* [TASK TO COMPLETE]
Return all entries precisely as they stand, without the images.
------
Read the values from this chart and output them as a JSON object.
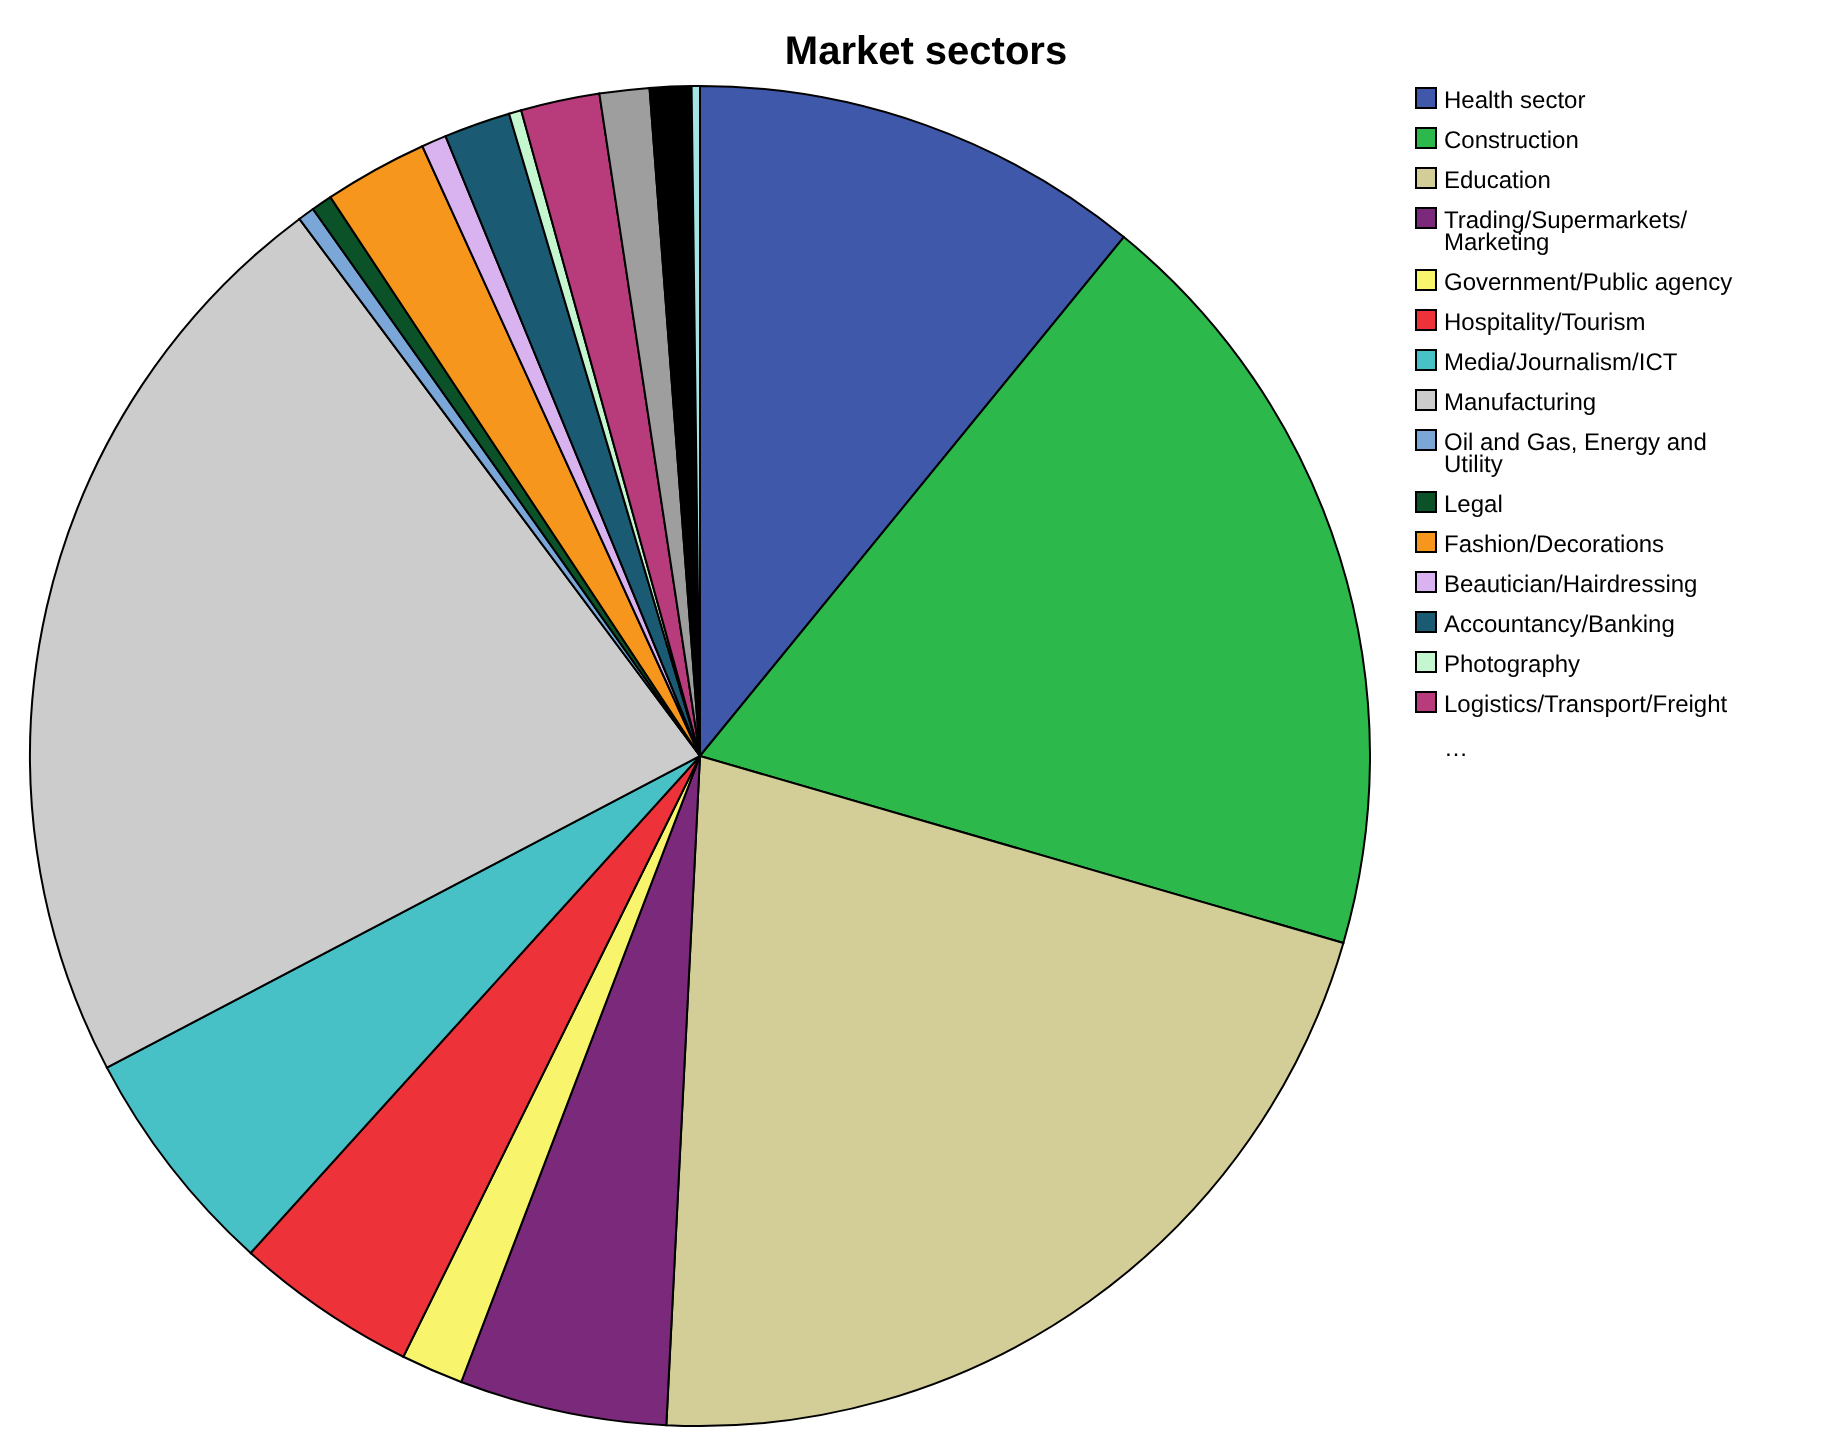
{
  "chart_data": {
    "type": "pie",
    "title": "Market sectors",
    "categories": [
      "Health sector",
      "Construction",
      "Education",
      "Trading/Supermarkets/Marketing",
      "Government/Public agency",
      "Hospitality/Tourism",
      "Media/Journalism/ICT",
      "Manufacturing",
      "Oil and Gas, Energy and Utility",
      "Legal",
      "Fashion/Decorations",
      "Beautician/Hairdressing",
      "Accountancy/Banking",
      "Photography",
      "Logistics/Transport/Freight",
      null,
      null,
      null
    ],
    "values": [
      10.9,
      18.6,
      21.3,
      5.0,
      1.5,
      4.4,
      5.6,
      22.5,
      0.4,
      0.5,
      2.5,
      0.6,
      1.6,
      0.3,
      1.9,
      1.2,
      1.0,
      0.2
    ],
    "colors": [
      "#3f58aa",
      "#2db84b",
      "#d3ce97",
      "#7b2a7b",
      "#f8f46b",
      "#ee3239",
      "#48c1c6",
      "#cccccc",
      "#7aa7d8",
      "#0b5228",
      "#f7961d",
      "#d9b3ef",
      "#1a5a72",
      "#c4f6cf",
      "#b83c7c",
      "#9e9e9e",
      "#000000",
      "#a4e4e4"
    ],
    "legend": "right",
    "annotations": [
      "…"
    ]
  }
}
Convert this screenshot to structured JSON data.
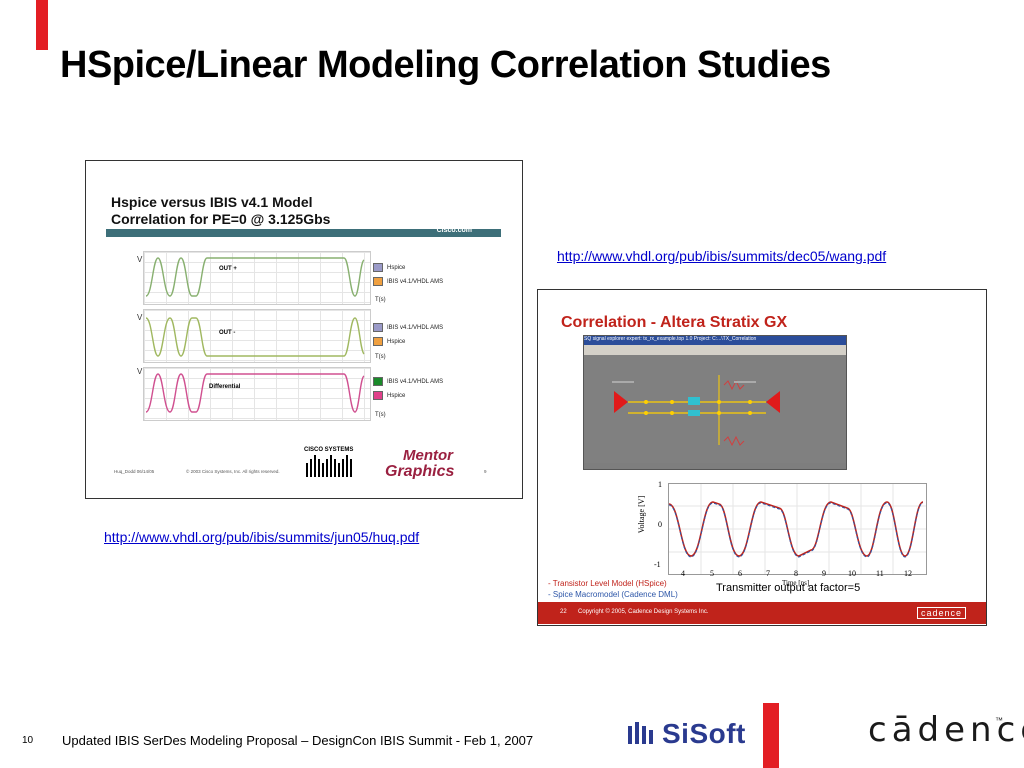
{
  "title": "HSpice/Linear Modeling Correlation Studies",
  "links": {
    "right": "http://www.vhdl.org/pub/ibis/summits/dec05/wang.pdf",
    "left": "http://www.vhdl.org/pub/ibis/summits/jun05/huq.pdf"
  },
  "left_slide": {
    "title_line1": "Hspice versus IBIS v4.1 Model",
    "title_line2": "Correlation for PE=0 @ 3.125Gbs",
    "brand": "Cisco.com",
    "plots": [
      {
        "label": "OUT +",
        "legend": [
          "Hspice",
          "IBIS v4.1/VHDL AMS"
        ],
        "colors": [
          "#9a9ac8",
          "#f0a040"
        ]
      },
      {
        "label": "OUT -",
        "legend": [
          "IBIS v4.1/VHDL AMS",
          "Hspice"
        ],
        "colors": [
          "#9a9ac8",
          "#f0a040"
        ]
      },
      {
        "label": "Differential",
        "legend": [
          "IBIS v4.1/VHDL AMS",
          "Hspice"
        ],
        "colors": [
          "#1a8a2a",
          "#e0408a"
        ]
      }
    ],
    "axis_unit": "T(s)",
    "v_label": "V",
    "foot_left": "Huq_Dodd 06/14/05",
    "foot_mid": "© 2003 Cisco Systems, Inc. All rights reserved.",
    "foot_page": "9",
    "cisco_logo": "CISCO SYSTEMS",
    "mentor_logo": "Mentor Graphics"
  },
  "right_slide": {
    "title": "Correlation - Altera Stratix GX",
    "window_title": "SQ signal explorer expert: tx_rx_example.top 1.0  Project: C:...\\TX_Correlation",
    "y_label": "Voltage [V]",
    "x_label": "Time [ns]",
    "y_ticks": [
      "1",
      "0",
      "-1"
    ],
    "x_ticks": [
      "4",
      "5",
      "6",
      "7",
      "8",
      "9",
      "10",
      "11",
      "12"
    ],
    "legend1": "- Transistor Level Model (HSpice)",
    "legend2": "- Spice Macromodel (Cadence DML)",
    "caption": "Transmitter output at factor=5",
    "foot_page": "22",
    "foot_copyright": "Copyright © 2005, Cadence Design Systems Inc.",
    "foot_logo": "cadence"
  },
  "footer": {
    "page": "10",
    "text": "Updated IBIS SerDes Modeling Proposal – DesignCon IBIS Summit - Feb 1, 2007",
    "sisoft": "SiSoft",
    "cadence": "cādence",
    "tm": "™"
  }
}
------
* [ANSWER TO THE PROBLEM]
Read the values from this chart and output them as a JSON object.
{
  "chart_data": {
    "type": "pie",
    "title": "Market sectors",
    "categories": [
      "Health sector",
      "Construction",
      "Education",
      "Trading/Supermarkets/Marketing",
      "Government/Public agency",
      "Hospitality/Tourism",
      "Media/Journalism/ICT",
      "Manufacturing",
      "Oil and Gas, Energy and Utility",
      "Legal",
      "Fashion/Decorations",
      "Beautician/Hairdressing",
      "Accountancy/Banking",
      "Photography",
      "Logistics/Transport/Freight",
      null,
      null,
      null
    ],
    "values": [
      10.9,
      18.6,
      21.3,
      5.0,
      1.5,
      4.4,
      5.6,
      22.5,
      0.4,
      0.5,
      2.5,
      0.6,
      1.6,
      0.3,
      1.9,
      1.2,
      1.0,
      0.2
    ],
    "colors": [
      "#3f58aa",
      "#2db84b",
      "#d3ce97",
      "#7b2a7b",
      "#f8f46b",
      "#ee3239",
      "#48c1c6",
      "#cccccc",
      "#7aa7d8",
      "#0b5228",
      "#f7961d",
      "#d9b3ef",
      "#1a5a72",
      "#c4f6cf",
      "#b83c7c",
      "#9e9e9e",
      "#000000",
      "#a4e4e4"
    ],
    "legend": "right",
    "annotations": [
      "…"
    ]
  }
}
Convert this screenshot to structured JSON data.
{
  "title": "HSpice/Linear Modeling Correlation Studies",
  "links": {
    "right": "http://www.vhdl.org/pub/ibis/summits/dec05/wang.pdf",
    "left": "http://www.vhdl.org/pub/ibis/summits/jun05/huq.pdf"
  },
  "left_slide": {
    "title_line1": "Hspice versus IBIS v4.1 Model",
    "title_line2": "Correlation for PE=0 @ 3.125Gbs",
    "brand": "Cisco.com",
    "plots": [
      {
        "label": "OUT +",
        "legend": [
          "Hspice",
          "IBIS v4.1/VHDL AMS"
        ],
        "colors": [
          "#9a9ac8",
          "#f0a040"
        ]
      },
      {
        "label": "OUT -",
        "legend": [
          "IBIS v4.1/VHDL AMS",
          "Hspice"
        ],
        "colors": [
          "#9a9ac8",
          "#f0a040"
        ]
      },
      {
        "label": "Differential",
        "legend": [
          "IBIS v4.1/VHDL AMS",
          "Hspice"
        ],
        "colors": [
          "#1a8a2a",
          "#e0408a"
        ]
      }
    ],
    "axis_unit": "T(s)",
    "v_label": "V",
    "foot_left": "Huq_Dodd 06/14/05",
    "foot_mid": "© 2003 Cisco Systems, Inc. All rights reserved.",
    "foot_page": "9",
    "cisco_logo": "CISCO SYSTEMS",
    "mentor_logo": "Mentor Graphics"
  },
  "right_slide": {
    "title": "Correlation - Altera Stratix GX",
    "window_title": "SQ signal explorer expert: tx_rx_example.top 1.0  Project: C:...\\TX_Correlation",
    "y_label": "Voltage [V]",
    "x_label": "Time [ns]",
    "y_ticks": [
      "1",
      "0",
      "-1"
    ],
    "x_ticks": [
      "4",
      "5",
      "6",
      "7",
      "8",
      "9",
      "10",
      "11",
      "12"
    ],
    "legend1": "- Transistor Level Model (HSpice)",
    "legend2": "- Spice Macromodel (Cadence DML)",
    "caption": "Transmitter output at factor=5",
    "foot_page": "22",
    "foot_copyright": "Copyright © 2005, Cadence Design Systems Inc.",
    "foot_logo": "cadence"
  },
  "footer": {
    "page": "10",
    "text": "Updated IBIS SerDes Modeling Proposal – DesignCon IBIS Summit - Feb 1, 2007",
    "sisoft": "SiSoft",
    "cadence": "cādence",
    "tm": "™"
  }
}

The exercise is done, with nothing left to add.